— TASK REQUIREMENTS —
Copy out the listing that follows exactly, dropping every picture.

— EXERCISE MATERIAL —
— begin —

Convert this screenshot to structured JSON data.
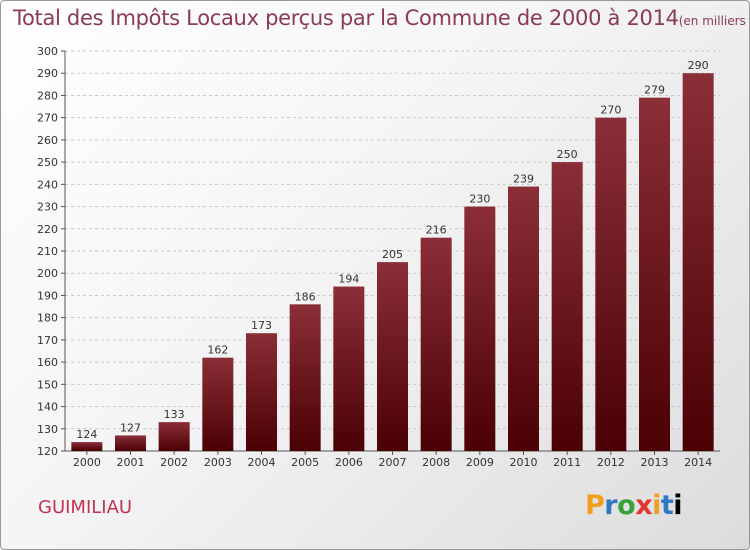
{
  "header": {
    "title": "Total des Impôts Locaux perçus par la Commune de 2000 à 2014",
    "unit": "(en milliers d'€)"
  },
  "footer": {
    "commune": "GUIMILIAU",
    "logo": "Proxiti"
  },
  "chart_data": {
    "type": "bar",
    "title": "Total des Impôts Locaux perçus par la Commune de 2000 à 2014",
    "unit_label": "(en milliers d'€)",
    "xlabel": "",
    "ylabel": "",
    "categories": [
      "2000",
      "2001",
      "2002",
      "2003",
      "2004",
      "2005",
      "2006",
      "2007",
      "2008",
      "2009",
      "2010",
      "2011",
      "2012",
      "2013",
      "2014"
    ],
    "values": [
      124,
      127,
      133,
      162,
      173,
      186,
      194,
      205,
      216,
      230,
      239,
      250,
      270,
      279,
      290
    ],
    "ylim": [
      120,
      300
    ],
    "yticks": [
      120,
      130,
      140,
      150,
      160,
      170,
      180,
      190,
      200,
      210,
      220,
      230,
      240,
      250,
      260,
      270,
      280,
      290,
      300
    ],
    "grid": "horizontal-dashed",
    "data_labels": true,
    "colors": {
      "bar_top": "#8b2e38",
      "bar_bottom": "#4a0004",
      "title": "#8a3b52",
      "commune": "#c2334f"
    }
  }
}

— end —

— COMPLETE RESPONSE —
Convert this screenshot to structured JSON data.
{
  "header": {
    "title": "Total des Impôts Locaux perçus par la Commune de 2000 à 2014",
    "unit": "(en milliers d'€)"
  },
  "footer": {
    "commune": "GUIMILIAU",
    "logo": "Proxiti"
  },
  "chart_data": {
    "type": "bar",
    "title": "Total des Impôts Locaux perçus par la Commune de 2000 à 2014",
    "unit_label": "(en milliers d'€)",
    "xlabel": "",
    "ylabel": "",
    "categories": [
      "2000",
      "2001",
      "2002",
      "2003",
      "2004",
      "2005",
      "2006",
      "2007",
      "2008",
      "2009",
      "2010",
      "2011",
      "2012",
      "2013",
      "2014"
    ],
    "values": [
      124,
      127,
      133,
      162,
      173,
      186,
      194,
      205,
      216,
      230,
      239,
      250,
      270,
      279,
      290
    ],
    "ylim": [
      120,
      300
    ],
    "yticks": [
      120,
      130,
      140,
      150,
      160,
      170,
      180,
      190,
      200,
      210,
      220,
      230,
      240,
      250,
      260,
      270,
      280,
      290,
      300
    ],
    "grid": "horizontal-dashed",
    "data_labels": true,
    "colors": {
      "bar_top": "#8b2e38",
      "bar_bottom": "#4a0004",
      "title": "#8a3b52",
      "commune": "#c2334f"
    }
  }
}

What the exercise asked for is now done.